Problem requirements ->
Make an exact copy of all the entries, but do not reproduce the pictures.

Materials provided ->
- - - -
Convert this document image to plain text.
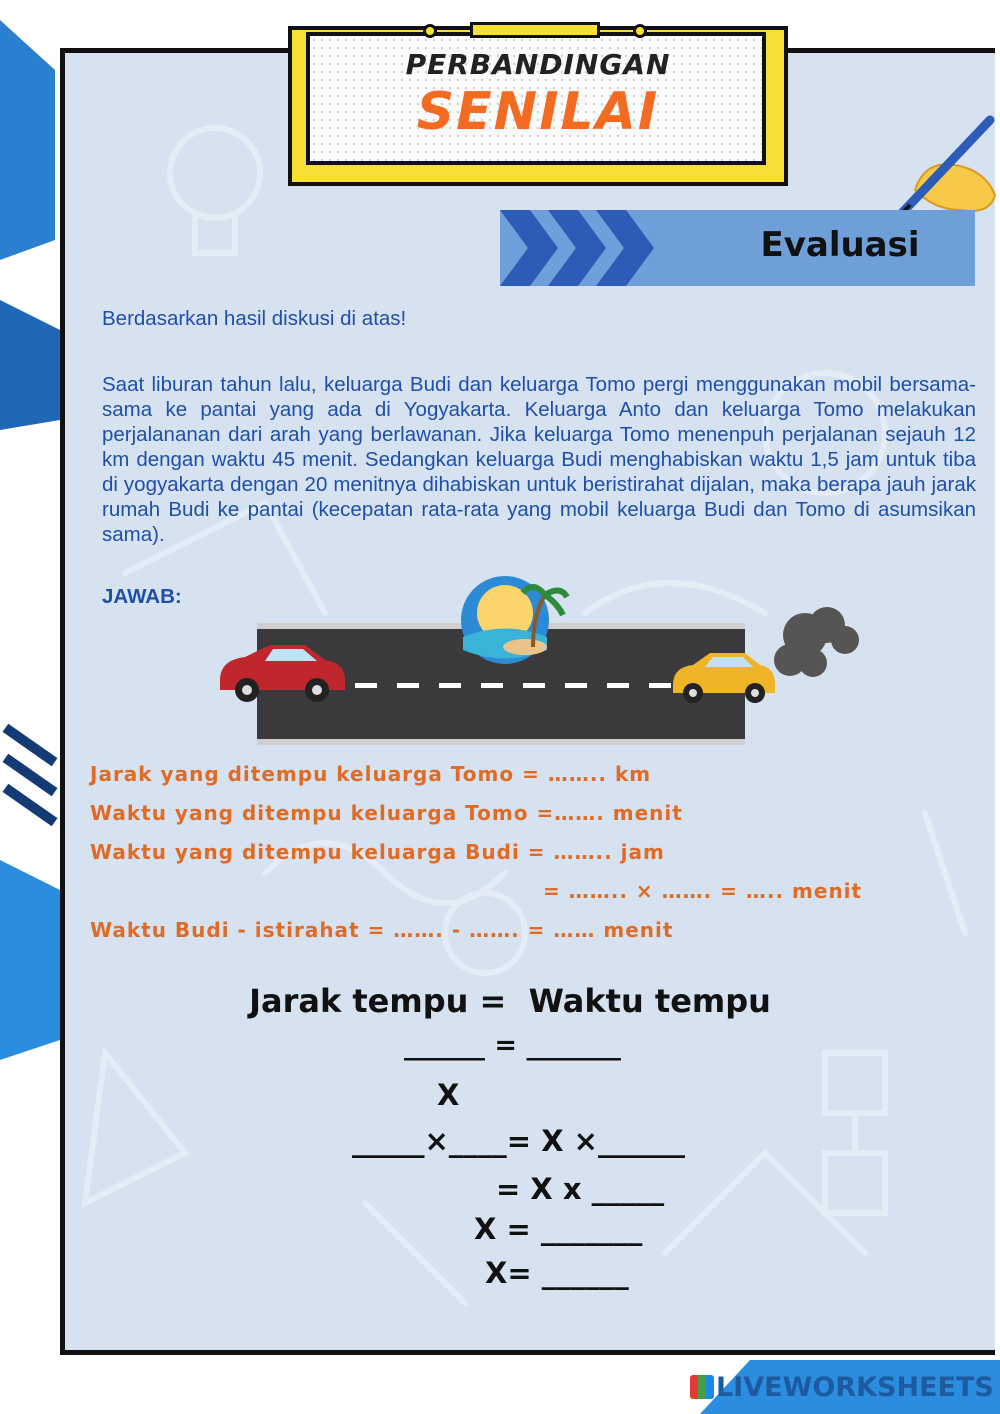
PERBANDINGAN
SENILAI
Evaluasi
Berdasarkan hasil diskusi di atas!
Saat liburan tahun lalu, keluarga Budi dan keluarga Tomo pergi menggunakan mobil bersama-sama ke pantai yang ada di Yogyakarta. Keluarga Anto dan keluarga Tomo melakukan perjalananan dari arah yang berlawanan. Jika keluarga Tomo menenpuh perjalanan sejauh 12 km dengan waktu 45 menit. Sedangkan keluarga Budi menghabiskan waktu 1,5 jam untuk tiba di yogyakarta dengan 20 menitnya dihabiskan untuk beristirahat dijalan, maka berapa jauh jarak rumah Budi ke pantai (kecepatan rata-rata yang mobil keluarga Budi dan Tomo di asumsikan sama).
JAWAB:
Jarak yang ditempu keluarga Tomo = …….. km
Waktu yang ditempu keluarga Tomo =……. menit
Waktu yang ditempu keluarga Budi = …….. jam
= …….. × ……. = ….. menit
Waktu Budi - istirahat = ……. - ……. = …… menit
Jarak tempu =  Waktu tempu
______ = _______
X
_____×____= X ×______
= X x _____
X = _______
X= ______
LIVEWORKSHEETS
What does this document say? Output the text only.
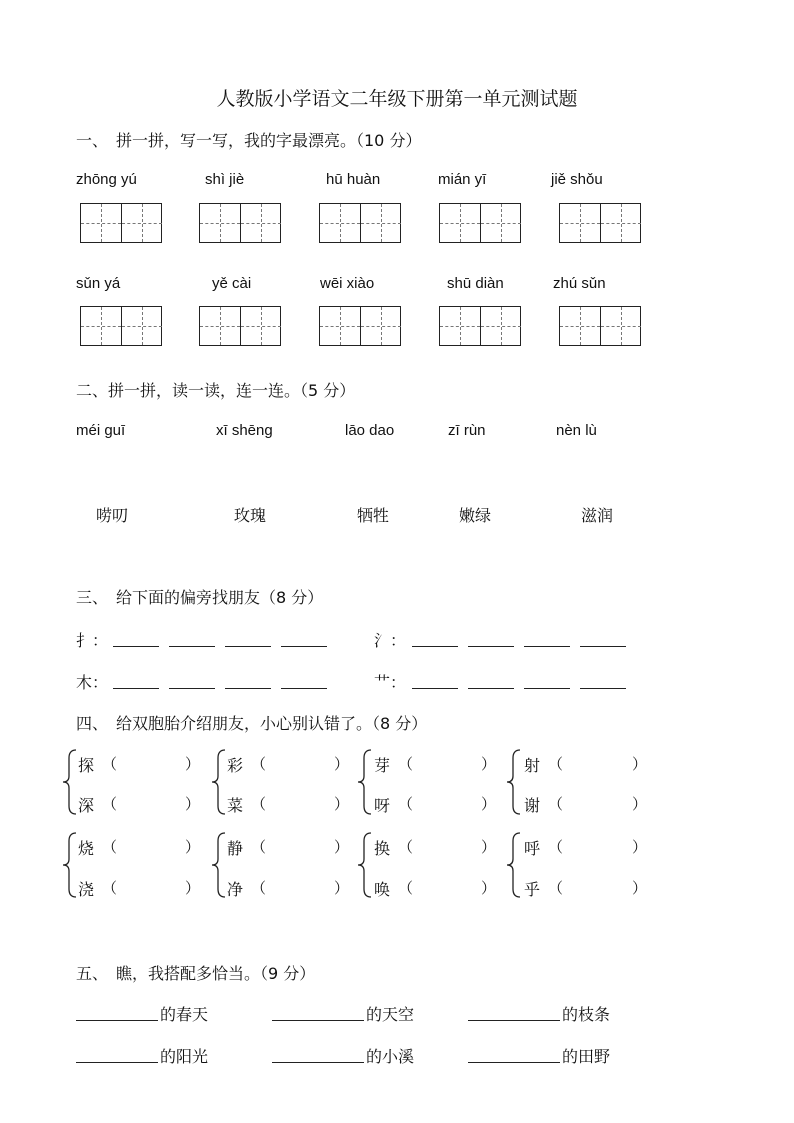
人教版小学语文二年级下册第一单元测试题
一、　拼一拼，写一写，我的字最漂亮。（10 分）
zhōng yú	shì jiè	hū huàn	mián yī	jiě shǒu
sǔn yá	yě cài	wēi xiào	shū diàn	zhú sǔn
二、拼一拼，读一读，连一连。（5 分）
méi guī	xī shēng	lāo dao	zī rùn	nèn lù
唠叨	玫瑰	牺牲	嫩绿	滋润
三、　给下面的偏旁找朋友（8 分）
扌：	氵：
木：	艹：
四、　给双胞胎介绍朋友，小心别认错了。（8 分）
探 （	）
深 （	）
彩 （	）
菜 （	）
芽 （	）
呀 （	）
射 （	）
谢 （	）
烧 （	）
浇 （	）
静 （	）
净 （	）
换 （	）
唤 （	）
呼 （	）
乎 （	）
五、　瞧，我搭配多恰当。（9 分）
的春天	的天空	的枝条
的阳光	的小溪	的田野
- - - -
Complete response ->
Convert this document image to plain text.
PERBANDINGAN
SENILAI
Evaluasi
Berdasarkan hasil diskusi di atas!
Saat liburan tahun lalu, keluarga Budi dan keluarga Tomo pergi menggunakan mobil bersama-sama ke pantai yang ada di Yogyakarta. Keluarga Anto dan keluarga Tomo melakukan perjalananan dari arah yang berlawanan. Jika keluarga Tomo menenpuh perjalanan sejauh 12 km dengan waktu 45 menit. Sedangkan keluarga Budi menghabiskan waktu 1,5 jam untuk tiba di yogyakarta dengan 20 menitnya dihabiskan untuk beristirahat dijalan, maka berapa jauh jarak rumah Budi ke pantai (kecepatan rata-rata yang mobil keluarga Budi dan Tomo di asumsikan sama).
JAWAB:
Jarak yang ditempu keluarga Tomo = …….. km
Waktu yang ditempu keluarga Tomo =……. menit
Waktu yang ditempu keluarga Budi = …….. jam
= …….. × ……. = ….. menit
Waktu Budi - istirahat = ……. - ……. = …… menit
Jarak tempu =  Waktu tempu
______ = _______
X
_____×____= X ×______
= X x _____
X = _______
X= ______
LIVEWORKSHEETS
What does this document say? Output the text only.
人教版小学语文二年级下册第一单元测试题
一、　拼一拼，写一写，我的字最漂亮。（10 分）
zhōng yú	shì jiè	hū huàn	mián yī	jiě shǒu
sǔn yá	yě cài	wēi xiào	shū diàn	zhú sǔn
二、拼一拼，读一读，连一连。（5 分）
méi guī	xī shēng	lāo dao	zī rùn	nèn lù
唠叨	玫瑰	牺牲	嫩绿	滋润
三、　给下面的偏旁找朋友（8 分）
扌：	氵：
木：	艹：
四、　给双胞胎介绍朋友，小心别认错了。（8 分）
探 （	）
深 （	）
彩 （	）
菜 （	）
芽 （	）
呀 （	）
射 （	）
谢 （	）
烧 （	）
浇 （	）
静 （	）
净 （	）
换 （	）
唤 （	）
呼 （	）
乎 （	）
五、　瞧，我搭配多恰当。（9 分）
的春天	的天空	的枝条
的阳光	的小溪	的田野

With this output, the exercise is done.